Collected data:
■ ■ ■ ■ ■ ■ ■

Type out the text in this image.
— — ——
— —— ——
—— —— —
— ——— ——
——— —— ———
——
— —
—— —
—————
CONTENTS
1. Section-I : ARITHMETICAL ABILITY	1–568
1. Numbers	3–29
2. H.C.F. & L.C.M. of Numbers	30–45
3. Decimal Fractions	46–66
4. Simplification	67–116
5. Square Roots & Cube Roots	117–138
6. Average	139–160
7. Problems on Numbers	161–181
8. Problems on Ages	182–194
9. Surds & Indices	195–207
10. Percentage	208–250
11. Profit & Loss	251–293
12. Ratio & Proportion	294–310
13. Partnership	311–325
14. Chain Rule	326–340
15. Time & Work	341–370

■ ■ ■ ■ ■ ■ ■

Output all of the data above without any alteration.

OUTPUT OF THE EXERCISE |
Type out the text in this image.
— — ——
— —— ——
—— —— —
— ——— ——
——— —— ———
——
— —
—— —
—————
CONTENTS
1. Section-I : ARITHMETICAL ABILITY	1–568
1. Numbers	3–29
2. H.C.F. & L.C.M. of Numbers	30–45
3. Decimal Fractions	46–66
4. Simplification	67–116
5. Square Roots & Cube Roots	117–138
6. Average	139–160
7. Problems on Numbers	161–181
8. Problems on Ages	182–194
9. Surds & Indices	195–207
10. Percentage	208–250
11. Profit & Loss	251–293
12. Ratio & Proportion	294–310
13. Partnership	311–325
14. Chain Rule	326–340
15. Time & Work	341–370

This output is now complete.